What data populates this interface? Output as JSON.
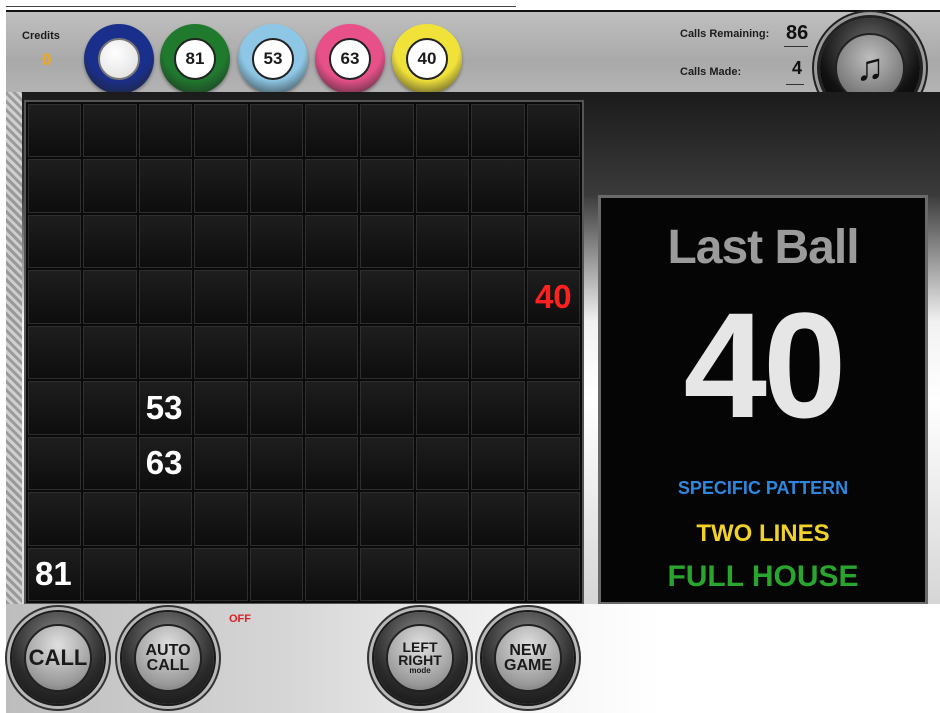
{
  "header": {
    "credits_label": "Credits",
    "credits_value": "0",
    "recent_balls": [
      {
        "number": "",
        "ring_color": "#1a2f8c"
      },
      {
        "number": "81",
        "ring_color": "#1f7a2e"
      },
      {
        "number": "53",
        "ring_color": "#8ec7e6"
      },
      {
        "number": "63",
        "ring_color": "#e8508a"
      },
      {
        "number": "40",
        "ring_color": "#f1e23a"
      }
    ],
    "calls_remaining_label": "Calls Remaining:",
    "calls_remaining_value": "86",
    "calls_made_label": "Calls Made:",
    "calls_made_value": "4",
    "music_icon": "music-note-icon"
  },
  "board": {
    "columns": 10,
    "rows": 9,
    "called": [
      {
        "row": 3,
        "col": 9,
        "number": "40",
        "is_last": true
      },
      {
        "row": 5,
        "col": 2,
        "number": "53",
        "is_last": false
      },
      {
        "row": 6,
        "col": 2,
        "number": "63",
        "is_last": false
      },
      {
        "row": 8,
        "col": 0,
        "number": "81",
        "is_last": false
      }
    ],
    "last_color": "#ff2020"
  },
  "last_ball": {
    "title": "Last Ball",
    "number": "40",
    "patterns": {
      "specific": "SPECIFIC PATTERN",
      "two_lines": "TWO LINES",
      "full_house": "FULL HOUSE"
    }
  },
  "controls": {
    "call_label": "CALL",
    "auto_call_line1": "AUTO",
    "auto_call_line2": "CALL",
    "auto_call_status": "OFF",
    "left_right_line1": "LEFT",
    "left_right_line2": "RIGHT",
    "left_right_line3": "mode",
    "new_game_line1": "NEW",
    "new_game_line2": "GAME"
  }
}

********************

> _What this task involves_
Without including any pictures, please restate all the records exactly.

> _Exercise response_
What data populates this interface? Output as JSON.
{
  "header": {
    "credits_label": "Credits",
    "credits_value": "0",
    "recent_balls": [
      {
        "number": "",
        "ring_color": "#1a2f8c"
      },
      {
        "number": "81",
        "ring_color": "#1f7a2e"
      },
      {
        "number": "53",
        "ring_color": "#8ec7e6"
      },
      {
        "number": "63",
        "ring_color": "#e8508a"
      },
      {
        "number": "40",
        "ring_color": "#f1e23a"
      }
    ],
    "calls_remaining_label": "Calls Remaining:",
    "calls_remaining_value": "86",
    "calls_made_label": "Calls Made:",
    "calls_made_value": "4",
    "music_icon": "music-note-icon"
  },
  "board": {
    "columns": 10,
    "rows": 9,
    "called": [
      {
        "row": 3,
        "col": 9,
        "number": "40",
        "is_last": true
      },
      {
        "row": 5,
        "col": 2,
        "number": "53",
        "is_last": false
      },
      {
        "row": 6,
        "col": 2,
        "number": "63",
        "is_last": false
      },
      {
        "row": 8,
        "col": 0,
        "number": "81",
        "is_last": false
      }
    ],
    "last_color": "#ff2020"
  },
  "last_ball": {
    "title": "Last Ball",
    "number": "40",
    "patterns": {
      "specific": "SPECIFIC PATTERN",
      "two_lines": "TWO LINES",
      "full_house": "FULL HOUSE"
    }
  },
  "controls": {
    "call_label": "CALL",
    "auto_call_line1": "AUTO",
    "auto_call_line2": "CALL",
    "auto_call_status": "OFF",
    "left_right_line1": "LEFT",
    "left_right_line2": "RIGHT",
    "left_right_line3": "mode",
    "new_game_line1": "NEW",
    "new_game_line2": "GAME"
  }
}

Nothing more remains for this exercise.